**Supplied material:**
%%
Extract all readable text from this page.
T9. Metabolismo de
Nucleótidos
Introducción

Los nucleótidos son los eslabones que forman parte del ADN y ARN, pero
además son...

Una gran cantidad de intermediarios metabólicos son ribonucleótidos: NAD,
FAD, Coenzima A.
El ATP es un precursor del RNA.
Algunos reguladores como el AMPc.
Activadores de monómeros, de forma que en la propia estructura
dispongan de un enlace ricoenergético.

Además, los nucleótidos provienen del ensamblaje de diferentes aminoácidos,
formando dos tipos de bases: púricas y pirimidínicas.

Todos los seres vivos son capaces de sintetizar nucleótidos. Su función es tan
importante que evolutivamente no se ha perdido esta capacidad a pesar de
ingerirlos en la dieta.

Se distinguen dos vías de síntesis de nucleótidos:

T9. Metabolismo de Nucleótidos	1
%%
**Requirement:** Identify and copy lines that hold the string "Metabolismo".

**Exercise solution:**
T9. Metabolismo de
T9. Metabolismo de Nucleótidos	1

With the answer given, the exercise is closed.